> Request
Write the material out again, line by line, exactly as it is.

━━━━━ Data rows ━━━━━

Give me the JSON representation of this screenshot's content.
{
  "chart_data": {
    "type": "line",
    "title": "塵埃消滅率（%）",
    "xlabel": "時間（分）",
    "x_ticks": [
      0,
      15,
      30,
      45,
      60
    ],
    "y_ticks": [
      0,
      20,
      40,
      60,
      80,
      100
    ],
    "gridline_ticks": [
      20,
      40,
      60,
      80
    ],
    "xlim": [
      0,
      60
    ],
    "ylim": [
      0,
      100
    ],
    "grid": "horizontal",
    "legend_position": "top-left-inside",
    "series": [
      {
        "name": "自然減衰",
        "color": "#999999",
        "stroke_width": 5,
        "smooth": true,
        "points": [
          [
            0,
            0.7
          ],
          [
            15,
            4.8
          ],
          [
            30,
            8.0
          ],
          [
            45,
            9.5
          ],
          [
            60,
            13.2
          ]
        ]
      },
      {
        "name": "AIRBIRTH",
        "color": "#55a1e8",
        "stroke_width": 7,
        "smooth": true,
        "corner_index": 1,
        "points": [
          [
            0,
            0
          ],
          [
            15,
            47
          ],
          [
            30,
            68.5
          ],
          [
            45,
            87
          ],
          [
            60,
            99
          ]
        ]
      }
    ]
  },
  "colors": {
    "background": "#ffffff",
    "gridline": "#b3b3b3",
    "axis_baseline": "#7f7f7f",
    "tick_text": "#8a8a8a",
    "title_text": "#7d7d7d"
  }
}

━━━━━

> Result of this task
Give me the JSON representation of this screenshot's content.
{
  "chart_data": {
    "type": "line",
    "title": "塵埃消滅率（%）",
    "xlabel": "時間（分）",
    "x_ticks": [
      0,
      15,
      30,
      45,
      60
    ],
    "y_ticks": [
      0,
      20,
      40,
      60,
      80,
      100
    ],
    "gridline_ticks": [
      20,
      40,
      60,
      80
    ],
    "xlim": [
      0,
      60
    ],
    "ylim": [
      0,
      100
    ],
    "grid": "horizontal",
    "legend_position": "top-left-inside",
    "series": [
      {
        "name": "自然減衰",
        "color": "#999999",
        "stroke_width": 5,
        "smooth": true,
        "points": [
          [
            0,
            0.7
          ],
          [
            15,
            4.8
          ],
          [
            30,
            8.0
          ],
          [
            45,
            9.5
          ],
          [
            60,
            13.2
          ]
        ]
      },
      {
        "name": "AIRBIRTH",
        "color": "#55a1e8",
        "stroke_width": 7,
        "smooth": true,
        "corner_index": 1,
        "points": [
          [
            0,
            0
          ],
          [
            15,
            47
          ],
          [
            30,
            68.5
          ],
          [
            45,
            87
          ],
          [
            60,
            99
          ]
        ]
      }
    ]
  },
  "colors": {
    "background": "#ffffff",
    "gridline": "#b3b3b3",
    "axis_baseline": "#7f7f7f",
    "tick_text": "#8a8a8a",
    "title_text": "#7d7d7d"
  }
}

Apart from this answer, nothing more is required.